Work to do: Could you write out every record below exactly, leaving out any pictures?

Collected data

--

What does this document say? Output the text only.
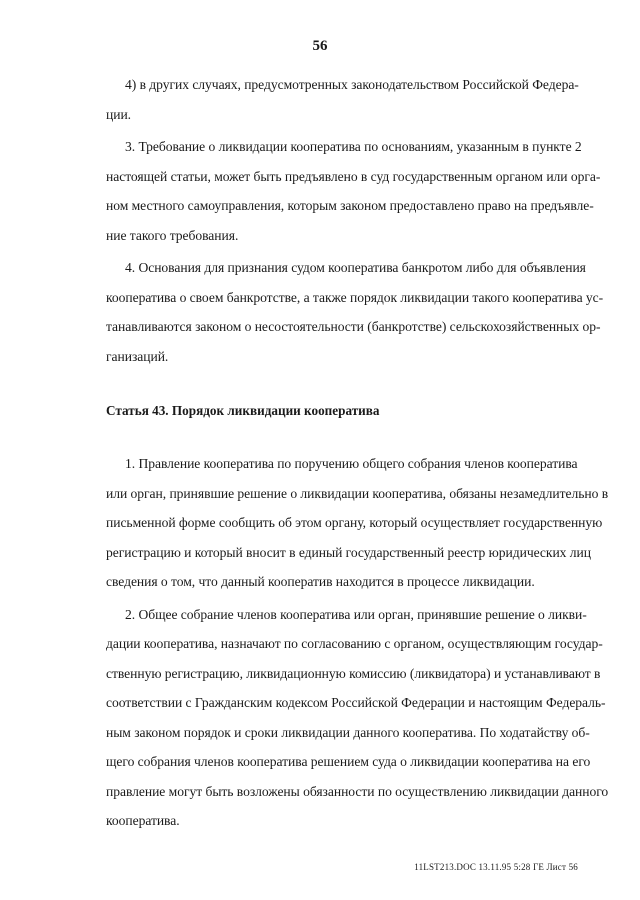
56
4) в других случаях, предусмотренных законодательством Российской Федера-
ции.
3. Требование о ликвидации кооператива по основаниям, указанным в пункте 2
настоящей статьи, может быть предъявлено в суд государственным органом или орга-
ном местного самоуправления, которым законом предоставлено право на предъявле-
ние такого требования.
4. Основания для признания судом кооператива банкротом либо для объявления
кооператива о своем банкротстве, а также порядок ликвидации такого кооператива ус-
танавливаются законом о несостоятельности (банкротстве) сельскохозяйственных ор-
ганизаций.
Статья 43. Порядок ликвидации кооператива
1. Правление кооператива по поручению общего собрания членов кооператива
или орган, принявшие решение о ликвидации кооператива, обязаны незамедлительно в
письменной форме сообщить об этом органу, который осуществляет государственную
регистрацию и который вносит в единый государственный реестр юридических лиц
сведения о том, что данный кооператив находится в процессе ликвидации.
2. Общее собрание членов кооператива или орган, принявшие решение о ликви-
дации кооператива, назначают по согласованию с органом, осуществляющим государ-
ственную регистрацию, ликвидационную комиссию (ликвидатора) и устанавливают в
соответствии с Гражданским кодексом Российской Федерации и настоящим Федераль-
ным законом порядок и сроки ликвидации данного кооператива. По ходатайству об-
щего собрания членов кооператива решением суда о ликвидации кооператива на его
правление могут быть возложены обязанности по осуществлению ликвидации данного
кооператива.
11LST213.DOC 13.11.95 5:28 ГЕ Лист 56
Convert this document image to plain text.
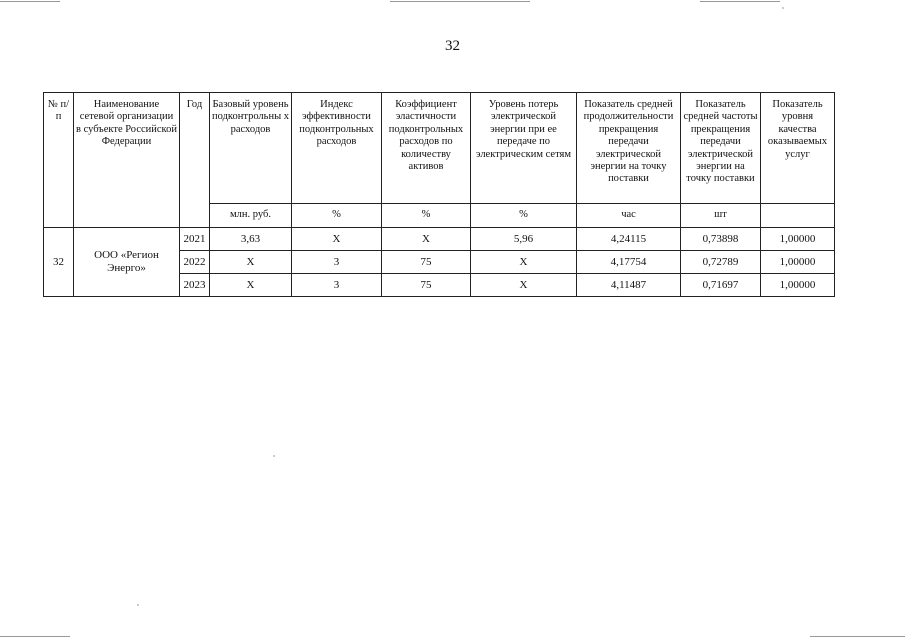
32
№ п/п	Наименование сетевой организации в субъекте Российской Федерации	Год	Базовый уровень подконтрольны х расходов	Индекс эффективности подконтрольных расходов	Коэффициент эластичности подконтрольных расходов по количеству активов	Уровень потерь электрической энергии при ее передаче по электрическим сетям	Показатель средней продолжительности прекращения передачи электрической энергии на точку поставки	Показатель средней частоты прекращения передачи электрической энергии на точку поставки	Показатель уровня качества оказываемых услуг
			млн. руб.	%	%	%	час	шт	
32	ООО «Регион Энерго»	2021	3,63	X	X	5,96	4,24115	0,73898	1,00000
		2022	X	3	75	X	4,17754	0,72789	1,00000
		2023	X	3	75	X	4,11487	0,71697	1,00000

--

Task response:
What does this document say? Output the text only.
56
4) в других случаях, предусмотренных законодательством Российской Федера-
ции.
3. Требование о ликвидации кооператива по основаниям, указанным в пункте 2
настоящей статьи, может быть предъявлено в суд государственным органом или орга-
ном местного самоуправления, которым законом предоставлено право на предъявле-
ние такого требования.
4. Основания для признания судом кооператива банкротом либо для объявления
кооператива о своем банкротстве, а также порядок ликвидации такого кооператива ус-
танавливаются законом о несостоятельности (банкротстве) сельскохозяйственных ор-
ганизаций.
Статья 43. Порядок ликвидации кооператива
1. Правление кооператива по поручению общего собрания членов кооператива
или орган, принявшие решение о ликвидации кооператива, обязаны незамедлительно в
письменной форме сообщить об этом органу, который осуществляет государственную
регистрацию и который вносит в единый государственный реестр юридических лиц
сведения о том, что данный кооператив находится в процессе ликвидации.
2. Общее собрание членов кооператива или орган, принявшие решение о ликви-
дации кооператива, назначают по согласованию с органом, осуществляющим государ-
ственную регистрацию, ликвидационную комиссию (ликвидатора) и устанавливают в
соответствии с Гражданским кодексом Российской Федерации и настоящим Федераль-
ным законом порядок и сроки ликвидации данного кооператива. По ходатайству об-
щего собрания членов кооператива решением суда о ликвидации кооператива на его
правление могут быть возложены обязанности по осуществлению ликвидации данного
кооператива.
11LST213.DOC 13.11.95 5:28 ГЕ Лист 56
Convert this document image to plain text.
32
№ п/п	Наименование сетевой организации в субъекте Российской Федерации	Год	Базовый уровень подконтрольны х расходов	Индекс эффективности подконтрольных расходов	Коэффициент эластичности подконтрольных расходов по количеству активов	Уровень потерь электрической энергии при ее передаче по электрическим сетям	Показатель средней продолжительности прекращения передачи электрической энергии на точку поставки	Показатель средней частоты прекращения передачи электрической энергии на точку поставки	Показатель уровня качества оказываемых услуг
			млн. руб.	%	%	%	час	шт	
32	ООО «Регион Энерго»	2021	3,63	X	X	5,96	4,24115	0,73898	1,00000
		2022	X	3	75	X	4,17754	0,72789	1,00000
		2023	X	3	75	X	4,11487	0,71697	1,00000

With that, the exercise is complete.